- Your instructions:
Begin at the line that has "stat-value: €1,066.66 — [472, 30, 540, 47]" and stop after the line that has "y-tick-label: €0 — [53, 312, 64, 323]". Write those lines out again, replacing "x-tick-label" with "x-axis-label" and leaving everything else unchanged.

- Input:
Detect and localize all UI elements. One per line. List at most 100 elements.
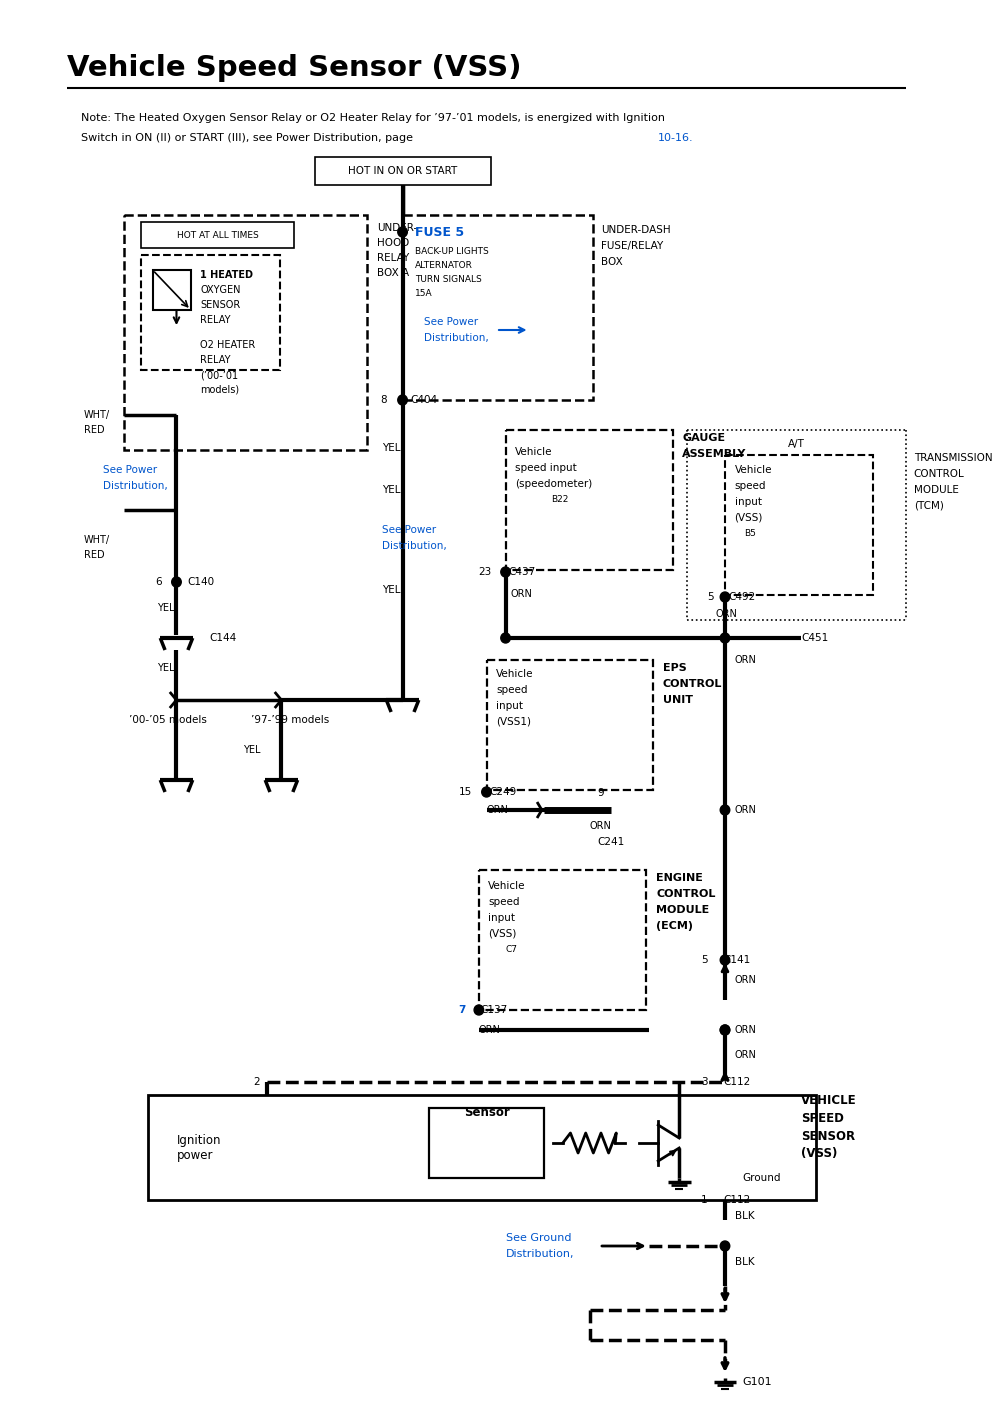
Text: input: input [488,913,515,923]
Circle shape [501,567,510,577]
Text: Ignition
power: Ignition power [176,1134,221,1162]
Text: CONTROL: CONTROL [656,889,716,899]
Bar [148,1094,816,1200]
Text: ORN: ORN [479,1025,501,1035]
Text: WHT/: WHT/ [84,534,110,544]
Text: HOT AT ALL TIMES: HOT AT ALL TIMES [177,230,258,239]
Text: Distribution,: Distribution, [424,334,489,344]
Text: OXYGEN: OXYGEN [200,286,241,296]
Text: YEL: YEL [382,443,400,452]
Text: ORN: ORN [735,1025,756,1035]
Text: (VSS): (VSS) [735,513,763,523]
Bar [153,270,191,310]
Text: SENSOR: SENSOR [200,300,241,310]
Text: (VSS): (VSS) [488,929,517,939]
Text: MODULE: MODULE [656,905,710,915]
Circle shape [398,395,407,404]
Circle shape [501,633,510,643]
Bar [725,455,873,595]
Text: See Power: See Power [424,317,479,327]
Text: G101: G101 [742,1377,772,1387]
Text: YEL: YEL [157,602,175,614]
Text: Switch in ON (II) or START (III), see Power Distribution, page: Switch in ON (II) or START (III), see Po… [81,133,417,143]
Text: models): models) [200,385,239,395]
Text: Vehicle: Vehicle [735,465,772,475]
Text: 5: 5 [701,954,708,964]
Circle shape [172,577,181,587]
Text: YEL: YEL [243,745,261,755]
Text: FUSE 5: FUSE 5 [415,225,464,239]
Text: ORN: ORN [590,822,611,831]
Text: ORN: ORN [735,805,756,814]
Text: speed: speed [735,481,766,491]
Text: C112: C112 [723,1077,750,1087]
Text: 1: 1 [701,1195,708,1205]
Text: Vehicle: Vehicle [515,447,553,457]
Text: C404: C404 [410,395,437,404]
Text: (TCM): (TCM) [914,501,944,510]
Text: input: input [735,496,762,508]
Circle shape [398,228,407,238]
Text: Ground: Ground [742,1174,781,1184]
Text: A/T: A/T [788,438,805,450]
Text: 23: 23 [478,567,491,577]
Text: BOX: BOX [601,257,623,267]
Text: ENGINE: ENGINE [656,872,703,882]
Text: VEHICLE: VEHICLE [801,1093,857,1107]
Text: O2 HEATER: O2 HEATER [200,339,256,351]
Text: ORN: ORN [735,976,756,986]
Text: SENSOR: SENSOR [801,1130,855,1143]
Text: ORN: ORN [735,655,756,665]
Text: B22: B22 [551,495,569,505]
Text: RED: RED [84,426,105,436]
Text: Vehicle: Vehicle [496,669,534,679]
Text: Note: The Heated Oxygen Sensor Relay or O2 Heater Relay for ’97-’01 models, is e: Note: The Heated Oxygen Sensor Relay or … [81,113,665,123]
Text: 10-16.: 10-16. [658,133,694,143]
Text: HOT IN ON OR START: HOT IN ON OR START [348,165,457,175]
Text: See Ground: See Ground [506,1233,571,1243]
Text: TURN SIGNALS: TURN SIGNALS [415,276,482,284]
Text: TRANSMISSION: TRANSMISSION [914,452,992,462]
Text: YEL: YEL [382,485,400,495]
Text: CONTROL: CONTROL [663,679,722,689]
Text: ORN: ORN [510,590,532,600]
Text: MODULE: MODULE [914,485,959,495]
Text: 15A: 15A [415,290,433,298]
Text: C140: C140 [187,577,214,587]
Text: C112: C112 [723,1195,750,1205]
Text: WHT/: WHT/ [84,410,110,420]
Text: ORN: ORN [715,609,737,619]
Text: BOX A: BOX A [377,269,409,279]
Bar [479,870,646,1010]
Text: CONTROL: CONTROL [914,469,965,479]
Text: 1 HEATED: 1 HEATED [200,270,253,280]
Circle shape [720,954,730,964]
Bar [124,215,367,450]
Circle shape [474,1005,484,1015]
Text: ASSEMBLY: ASSEMBLY [682,450,746,460]
Text: C7: C7 [506,946,518,954]
Text: BACK-UP LIGHTS: BACK-UP LIGHTS [415,247,489,256]
Text: RED: RED [84,550,105,560]
Text: UNIT: UNIT [663,696,693,706]
Text: 5: 5 [707,592,714,602]
Text: Vehicle: Vehicle [488,881,526,891]
Text: (ECM): (ECM) [656,921,693,930]
Text: BLK: BLK [735,1210,754,1222]
Text: speed input: speed input [515,462,577,474]
Text: 9: 9 [597,788,604,797]
Text: Vehicle Speed Sensor (VSS): Vehicle Speed Sensor (VSS) [67,54,521,82]
Text: BLK: BLK [735,1257,754,1267]
Text: 8: 8 [381,395,387,404]
Bar [506,430,673,570]
Text: C492: C492 [729,592,756,602]
Text: (speedometer): (speedometer) [515,479,592,489]
Bar [429,1109,544,1178]
Circle shape [720,805,730,814]
Circle shape [720,1025,730,1035]
Bar [141,255,280,370]
Text: ’97-’99 models: ’97-’99 models [251,715,329,725]
Text: YEL: YEL [157,663,175,673]
Text: GAUGE: GAUGE [682,433,725,443]
Text: EPS: EPS [663,663,687,673]
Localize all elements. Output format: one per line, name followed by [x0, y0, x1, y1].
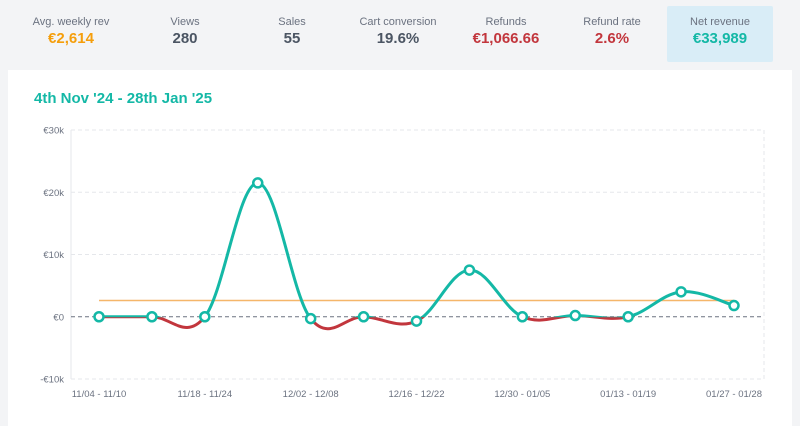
stat-value: €1,066.66 — [472, 30, 540, 47]
chart-panel: 4th Nov '24 - 28th Jan '25 €30k €20k €10k €… — [8, 70, 792, 426]
data-point — [304, 312, 317, 325]
x-tick-label: 11/18 - 11/24 — [178, 389, 233, 400]
revenue-line-chart: €30k €20k €10k €0 -€10k 11/04 - 11/10 11/18 - … — [40, 126, 765, 400]
series-line-positive — [97, 181, 736, 318]
stat-sales[interactable]: Sales 55 — [237, 6, 347, 62]
x-tick-label: 12/30 - 01/05 — [494, 389, 550, 400]
stat-label: Refund rate — [583, 16, 641, 28]
stat-net-revenue[interactable]: Net revenue €33,989 — [667, 6, 773, 62]
data-point — [93, 311, 105, 323]
stat-label: Net revenue — [690, 16, 750, 28]
y-tick-label: €0 — [53, 312, 64, 323]
date-range-title: 4th Nov '24 - 28th Jan '25 — [34, 90, 213, 107]
y-tick-label: €30k — [43, 126, 64, 137]
stat-value: 2.6% — [594, 30, 630, 47]
series-line-negative — [97, 316, 635, 331]
x-tick-label: 11/04 - 11/10 — [72, 389, 127, 400]
data-point — [675, 286, 687, 298]
stat-refund-rate[interactable]: Refund rate 2.6% — [557, 6, 667, 62]
stat-value: 55 — [283, 30, 301, 47]
data-point — [728, 299, 740, 312]
x-tick-label: 12/16 - 12/22 — [389, 389, 445, 400]
y-tick-label: -€10k — [40, 375, 64, 386]
x-tick-label: 01/13 - 01/19 — [600, 389, 656, 400]
stat-refunds[interactable]: Refunds €1,066.66 — [451, 6, 561, 62]
data-point — [569, 309, 581, 322]
y-tick-label: €20k — [43, 188, 64, 199]
stat-views[interactable]: Views 280 — [130, 6, 240, 62]
data-point — [516, 311, 529, 323]
stat-label: Avg. weekly rev — [32, 16, 110, 28]
x-tick-label: 01/27 - 01/28 — [706, 389, 762, 400]
stat-label: Views — [170, 16, 200, 28]
stat-value: 280 — [172, 30, 198, 47]
stat-label: Refunds — [485, 16, 527, 28]
data-point — [252, 177, 264, 189]
data-point — [463, 264, 476, 276]
stat-cart-conversion[interactable]: Cart conversion 19.6% — [343, 6, 453, 62]
data-point — [357, 311, 370, 323]
data-point — [622, 311, 634, 323]
stats-bar: Avg. weekly rev €2,614 Views 280 Sales 5… — [0, 0, 800, 68]
y-tick-label: €10k — [43, 250, 64, 261]
data-point — [410, 315, 423, 327]
stat-avg-weekly-rev[interactable]: Avg. weekly rev €2,614 — [16, 6, 126, 62]
stat-value: €33,989 — [692, 30, 748, 47]
stat-label: Sales — [278, 16, 306, 28]
data-point — [199, 311, 211, 323]
stat-label: Cart conversion — [359, 16, 437, 28]
data-point — [146, 311, 158, 323]
stat-value: €2,614 — [48, 30, 94, 47]
stat-value: 19.6% — [376, 30, 420, 47]
x-tick-label: 12/02 - 12/08 — [283, 389, 339, 400]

- Response for this exercise:
stat-value: €1,066.66 — [472, 30, 540, 47]
chart-panel: 4th Nov '24 - 28th Jan '25 €30k €20k €10k €… — [8, 70, 792, 426]
data-point — [304, 312, 317, 325]
x-axis-label: 11/18 - 11/24 — [178, 389, 233, 400]
revenue-line-chart: €30k €20k €10k €0 -€10k 11/04 - 11/10 11/18 - … — [40, 126, 765, 400]
series-line-positive — [97, 181, 736, 318]
stat-sales[interactable]: Sales 55 — [237, 6, 347, 62]
x-axis-label: 12/30 - 01/05 — [494, 389, 550, 400]
stat-label: Refund rate — [583, 16, 641, 28]
stat-net-revenue[interactable]: Net revenue €33,989 — [667, 6, 773, 62]
data-point — [93, 311, 105, 323]
stat-label: Net revenue — [690, 16, 750, 28]
y-tick-label: €0 — [53, 312, 64, 323]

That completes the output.